### [Data shown]
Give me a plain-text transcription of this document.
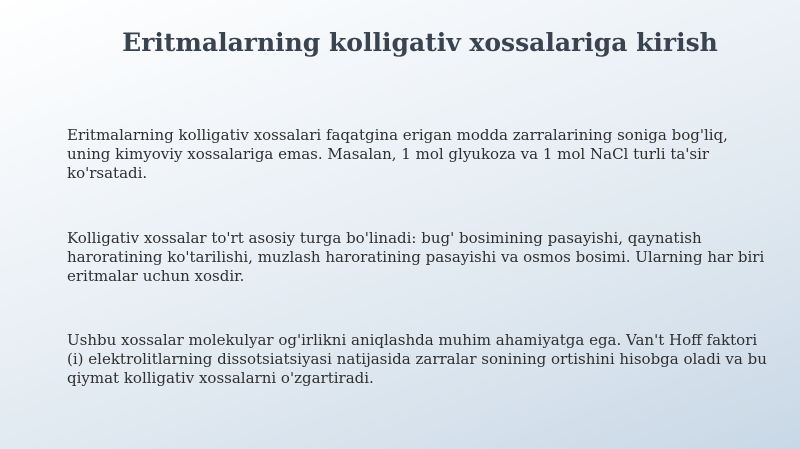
Eritmalarning kolligativ xossalariga kirish

Eritmalarning kolligativ xossalari faqatgina erigan modda zarralarining soniga bog'liq, uning kimyoviy xossalariga emas. Masalan, 1 mol glyukoza va 1 mol NaCl turli ta'sir ko'rsatadi.

Kolligativ xossalar to'rt asosiy turga bo'linadi: bug' bosimining pasayishi, qaynatish haroratining ko'tarilishi, muzlash haroratining pasayishi va osmos bosimi. Ularning har biri eritmalar uchun xosdir.

Ushbu xossalar molekulyar og'irlikni aniqlashda muhim ahamiyatga ega. Van't Hoff faktori (i) elektrolitlarning dissotsiatsiyasi natijasida zarralar sonining ortishini hisobga oladi va bu qiymat kolligativ xossalarni o'zgartiradi.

### [Given task]
Without the pictures, output the full listing exactly as it stands.

### [Result below]
Give me a plain-text transcription of this document.
Eritmalarning kolligativ xossalariga kirish

Eritmalarning kolligativ xossalari faqatgina erigan modda zarralarining soniga bog'liq, uning kimyoviy xossalariga emas. Masalan, 1 mol glyukoza va 1 mol NaCl turli ta'sir ko'rsatadi.

Kolligativ xossalar to'rt asosiy turga bo'linadi: bug' bosimining pasayishi, qaynatish haroratining ko'tarilishi, muzlash haroratining pasayishi va osmos bosimi. Ularning har biri eritmalar uchun xosdir.

Ushbu xossalar molekulyar og'irlikni aniqlashda muhim ahamiyatga ega. Van't Hoff faktori (i) elektrolitlarning dissotsiatsiyasi natijasida zarralar sonining ortishini hisobga oladi va bu qiymat kolligativ xossalarni o'zgartiradi.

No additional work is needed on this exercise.